» **YOUR OBJECTIVE**
Transcribe all of the material below word for word and leave out its pictures.

» **DATASET EXTRACT**
-- Start --
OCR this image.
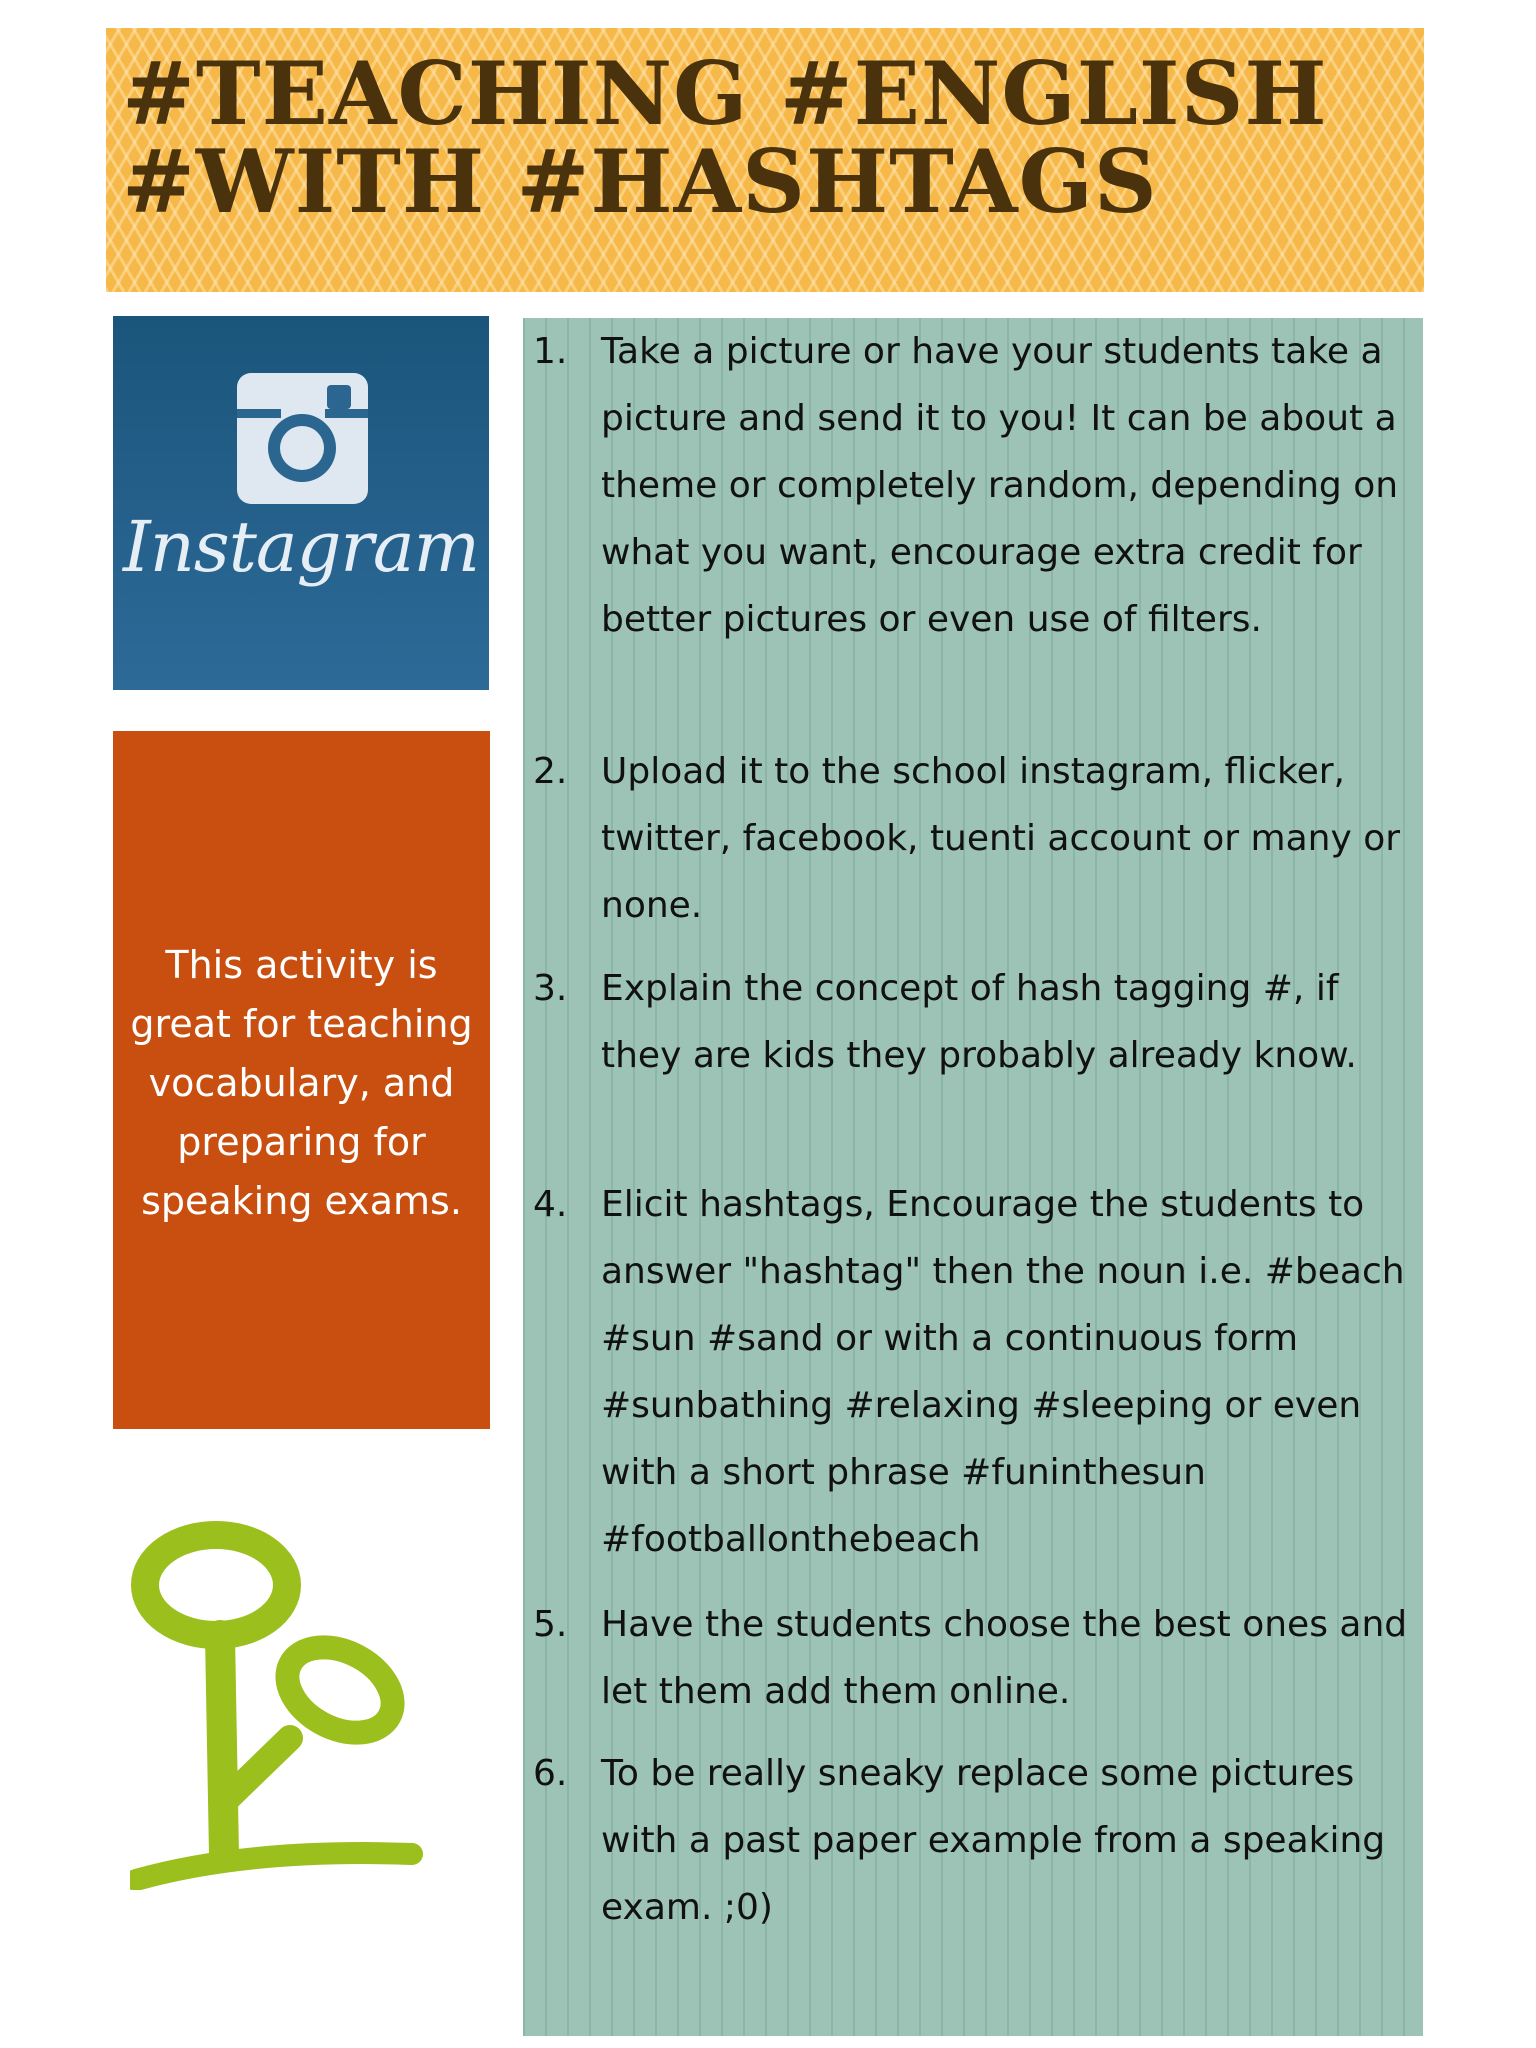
#TEACHING #ENGLISH
#WITH #HASHTAGS

Instagram

This activity is great for teaching vocabulary, and preparing for speaking exams.

1. Take a picture or have your students take a picture and send it to you! It can be about a theme or completely random, depending on what you want, encourage extra credit for better pictures or even use of filters.
2. Upload it to the school instagram, flicker, twitter, facebook, tuenti account or many or none.
3. Explain the concept of hash tagging #, if they are kids they probably already know.
4. Elicit hashtags, Encourage the students to answer "hashtag" then the noun i.e. #beach #sun #sand or with a continuous form #sunbathing #relaxing #sleeping or even with a short phrase #funinthesun #footballonthebeach
5. Have the students choose the best ones and let them add them online.
6. To be really sneaky replace some pictures with a past paper example from a speaking exam. ;0)
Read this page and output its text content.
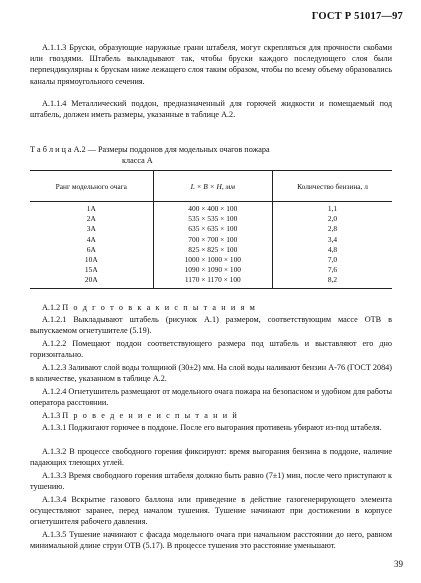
ГОСТ Р 51017—97
А.1.1.3 Бруски, образующие наружные грани штабеля, могут скрепляться для прочности скобами или гвоздями. Штабель выкладывают так, чтобы бруски каждого последующего слоя были перпендикулярны к брускам ниже лежащего слоя таким образом, чтобы по всему объему образовались каналы прямоугольного сечения.
А.1.1.4 Металлический поддон, предназначенный для горючей жидкости и помещаемый под штабель, должен иметь размеры, указанные в таблице А.2.
Т а б л и ц а А.2 — Размеры поддонов для модельных очагов пожара
класса А
Ранг модельного очага	L × B × H, мм	Количество бензина, л
1А	400 × 400 × 100	1,1
2А	535 × 535 × 100	2,0
3А	635 × 635 × 100	2,8
4А	700 × 700 × 100	3,4
6А	825 × 825 × 100	4,8
10А	1000 × 1000 × 100	7,0
15А	1090 × 1090 × 100	7,6
20А	1170 × 1170 × 100	8,2
А.1.2 П о д г о т о в к а к и с п ы т а н и я м
А.1.2.1 Выкладывают штабель (рисунок А.1) размером, соответствующим массе ОТВ в выпускаемом огнетушителе (5.19).
А.1.2.2 Помещают поддон соответствующего размера под штабель и выставляют его дно горизонтально.
А.1.2.3 Заливают слой воды толщиной (30±2) мм. На слой воды наливают бензин А-76 (ГОСТ 2084) в количестве, указанном в таблице А.2.
А.1.2.4 Огнетушитель размещают от модельного очага пожара на безопасном и удобном для работы оператора расстоянии.
А.1.3 П р о в е д е н и е и с п ы т а н и й
А.1.3.1 Поджигают горючее в поддоне. После его выгорания противень убирают из-под штабеля.
А.1.3.2 В процессе свободного горения фиксируют: время выгорания бензина в поддоне, наличие падающих тлеющих углей.
А.1.3.3 Время свободного горения штабеля должно быть равно (7±1) мин, после чего приступают к тушению.
А.1.3.4 Вскрытие газового баллона или приведение в действие газогенерирующего элемента осуществляют заранее, перед началом тушения. Тушение начинают при достижении в корпусе огнетушителя рабочего давления.
А.1.3.5 Тушение начинают с фасада модельного очага при начальном расстоянии до него, равном минимальной длине струи ОТВ (5.17). В процессе тушения это расстояние уменьшают.
39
-- End --
» **WRITTEN RESPONSE**
OCR this image.
#TEACHING #ENGLISH
#WITH #HASHTAGS

Instagram

This activity is great for teaching vocabulary, and preparing for speaking exams.

1. Take a picture or have your students take a picture and send it to you! It can be about a theme or completely random, depending on what you want, encourage extra credit for better pictures or even use of filters.
2. Upload it to the school instagram, flicker, twitter, facebook, tuenti account or many or none.
3. Explain the concept of hash tagging #, if they are kids they probably already know.
4. Elicit hashtags, Encourage the students to answer "hashtag" then the noun i.e. #beach #sun #sand or with a continuous form #sunbathing #relaxing #sleeping or even with a short phrase #funinthesun #footballonthebeach
5. Have the students choose the best ones and let them add them online.
6. To be really sneaky replace some pictures with a past paper example from a speaking exam. ;0)
Read this page and output its text content.
ГОСТ Р 51017—97
А.1.1.3 Бруски, образующие наружные грани штабеля, могут скрепляться для прочности скобами или гвоздями. Штабель выкладывают так, чтобы бруски каждого последующего слоя были перпендикулярны к брускам ниже лежащего слоя таким образом, чтобы по всему объему образовались каналы прямоугольного сечения.
А.1.1.4 Металлический поддон, предназначенный для горючей жидкости и помещаемый под штабель, должен иметь размеры, указанные в таблице А.2.
Т а б л и ц а А.2 — Размеры поддонов для модельных очагов пожара
класса А
Ранг модельного очага	L × B × H, мм	Количество бензина, л
1А	400 × 400 × 100	1,1
2А	535 × 535 × 100	2,0
3А	635 × 635 × 100	2,8
4А	700 × 700 × 100	3,4
6А	825 × 825 × 100	4,8
10А	1000 × 1000 × 100	7,0
15А	1090 × 1090 × 100	7,6
20А	1170 × 1170 × 100	8,2
А.1.2 П о д г о т о в к а к и с п ы т а н и я м
А.1.2.1 Выкладывают штабель (рисунок А.1) размером, соответствующим массе ОТВ в выпускаемом огнетушителе (5.19).
А.1.2.2 Помещают поддон соответствующего размера под штабель и выставляют его дно горизонтально.
А.1.2.3 Заливают слой воды толщиной (30±2) мм. На слой воды наливают бензин А-76 (ГОСТ 2084) в количестве, указанном в таблице А.2.
А.1.2.4 Огнетушитель размещают от модельного очага пожара на безопасном и удобном для работы оператора расстоянии.
А.1.3 П р о в е д е н и е и с п ы т а н и й
А.1.3.1 Поджигают горючее в поддоне. После его выгорания противень убирают из-под штабеля.
А.1.3.2 В процессе свободного горения фиксируют: время выгорания бензина в поддоне, наличие падающих тлеющих углей.
А.1.3.3 Время свободного горения штабеля должно быть равно (7±1) мин, после чего приступают к тушению.
А.1.3.4 Вскрытие газового баллона или приведение в действие газогенерирующего элемента осуществляют заранее, перед началом тушения. Тушение начинают при достижении в корпусе огнетушителя рабочего давления.
А.1.3.5 Тушение начинают с фасада модельного очага при начальном расстоянии до него, равном минимальной длине струи ОТВ (5.17). В процессе тушения это расстояние уменьшают.
39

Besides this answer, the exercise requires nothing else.